What the task asks ▸ Go through the data below. Pull out every line that has the word "aktiviert".

━━━ Task data ━━━

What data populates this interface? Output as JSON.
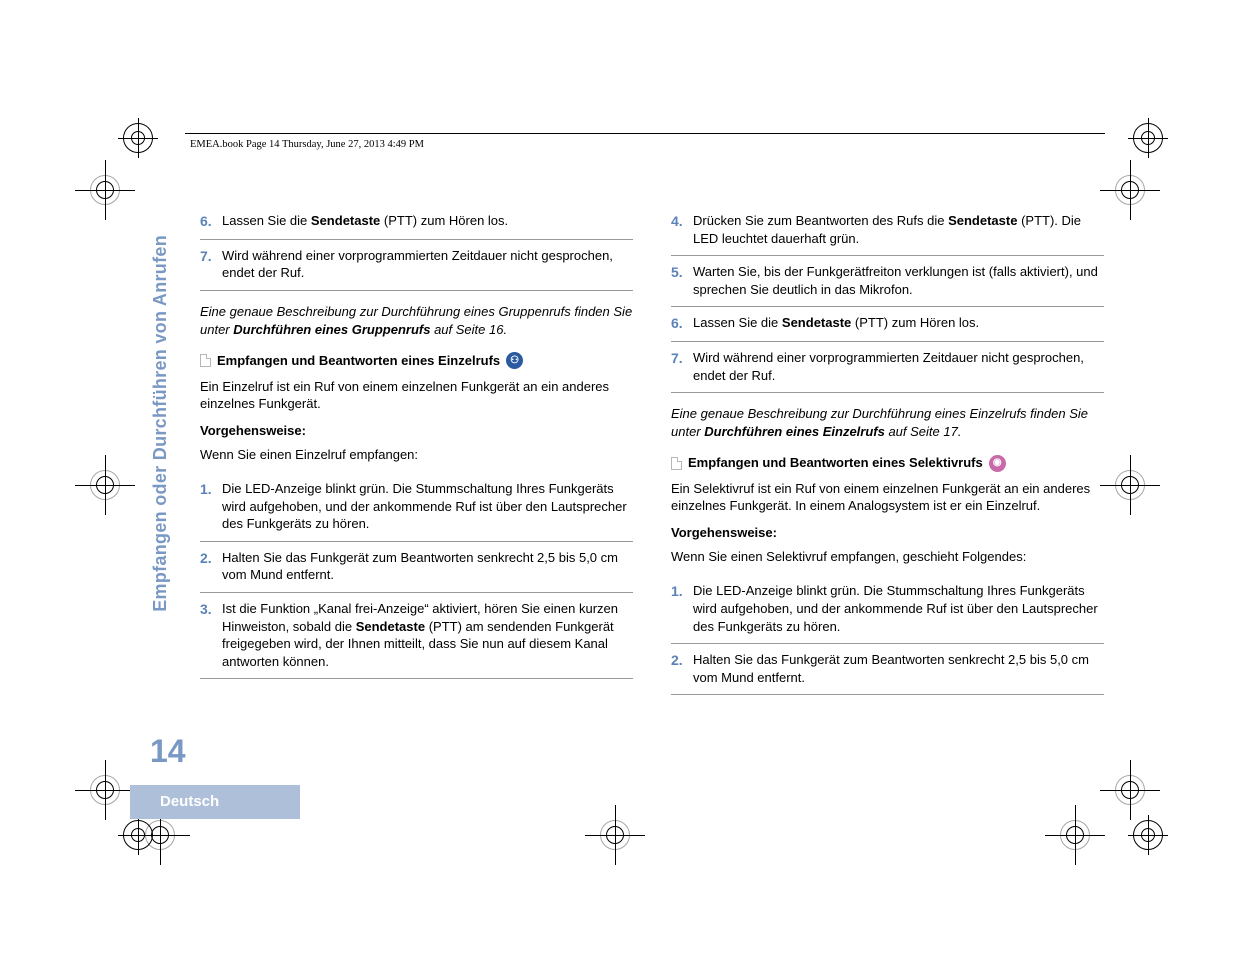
{
  "header": "EMEA.book  Page 14  Thursday, June 27, 2013  4:49 PM",
  "side_title": "Empfangen oder Durchführen von Anrufen",
  "page_number": "14",
  "footer_lang": "Deutsch",
  "left": {
    "topSteps": [
      {
        "n": "6.",
        "html": "Lassen Sie die <b>Sendetaste</b> (PTT) zum Hören los."
      },
      {
        "n": "7.",
        "html": "Wird während einer vorprogrammierten Zeitdauer nicht gesprochen, endet der Ruf."
      }
    ],
    "note_html": "Eine genaue Beschreibung zur Durchführung eines Gruppenrufs finden Sie unter <b>Durchführen eines Gruppenrufs</b> auf Seite 16.",
    "subhead": "Empfangen und Beantworten eines Einzelrufs",
    "intro": "Ein Einzelruf ist ein Ruf von einem einzelnen Funkgerät an ein anderes einzelnes Funkgerät.",
    "proc_label": "Vorgehensweise:",
    "proc_intro": "Wenn Sie einen Einzelruf empfangen:",
    "steps": [
      {
        "n": "1.",
        "html": "Die LED-Anzeige blinkt grün. Die Stummschaltung Ihres Funkgeräts wird aufgehoben, und der ankommende Ruf ist über den Lautsprecher des Funkgeräts zu hören."
      },
      {
        "n": "2.",
        "html": "Halten Sie das Funkgerät zum Beantworten senkrecht 2,5 bis 5,0 cm vom Mund entfernt."
      },
      {
        "n": "3.",
        "html": "Ist die Funktion „Kanal frei-Anzeige“ aktiviert, hören Sie einen kurzen Hinweiston, sobald die <b>Sendetaste</b> (PTT) am sendenden Funkgerät freigegeben wird, der Ihnen mitteilt, dass Sie nun auf diesem Kanal antworten können."
      }
    ]
  },
  "right": {
    "topSteps": [
      {
        "n": "4.",
        "html": "Drücken Sie zum Beantworten des Rufs die <b>Sendetaste</b> (PTT). Die LED leuchtet dauerhaft grün."
      },
      {
        "n": "5.",
        "html": "Warten Sie, bis der Funkgerätfreiton verklungen ist (falls aktiviert), und sprechen Sie deutlich in das Mikrofon."
      },
      {
        "n": "6.",
        "html": "Lassen Sie die <b>Sendetaste</b> (PTT) zum Hören los."
      },
      {
        "n": "7.",
        "html": "Wird während einer vorprogrammierten Zeitdauer nicht gesprochen, endet der Ruf."
      }
    ],
    "note_html": "Eine genaue Beschreibung zur Durchführung eines Einzelrufs finden Sie unter <b>Durchführen eines Einzelrufs</b> auf Seite 17.",
    "subhead": "Empfangen und Beantworten eines Selektivrufs",
    "intro": "Ein Selektivruf ist ein Ruf von einem einzelnen Funkgerät an ein anderes einzelnes Funkgerät. In einem Analogsystem ist er ein Einzelruf.",
    "proc_label": "Vorgehensweise:",
    "proc_intro": "Wenn Sie einen Selektivruf empfangen, geschieht Folgendes:",
    "steps": [
      {
        "n": "1.",
        "html": "Die LED-Anzeige blinkt grün. Die Stummschaltung Ihres Funkgeräts wird aufgehoben, und der ankommende Ruf ist über den Lautsprecher des Funkgeräts zu hören."
      },
      {
        "n": "2.",
        "html": "Halten Sie das Funkgerät zum Beantworten senkrecht 2,5 bis 5,0 cm vom Mund entfernt."
      }
    ]
  }
}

━━━

Response to the task ▸
        "html": "Ist die Funktion „Kanal frei-Anzeige“ aktiviert, hören Sie einen kurzen Hinweiston, sobald die <b>Sendetaste</b> (PTT) am sendenden Funkgerät freigegeben wird, der Ihnen mitteilt, dass Sie nun auf diesem Kanal antworten können."
        "html": "Warten Sie, bis der Funkgerätfreiton verklungen ist (falls aktiviert), und sprechen Sie deutlich in das Mikrofon."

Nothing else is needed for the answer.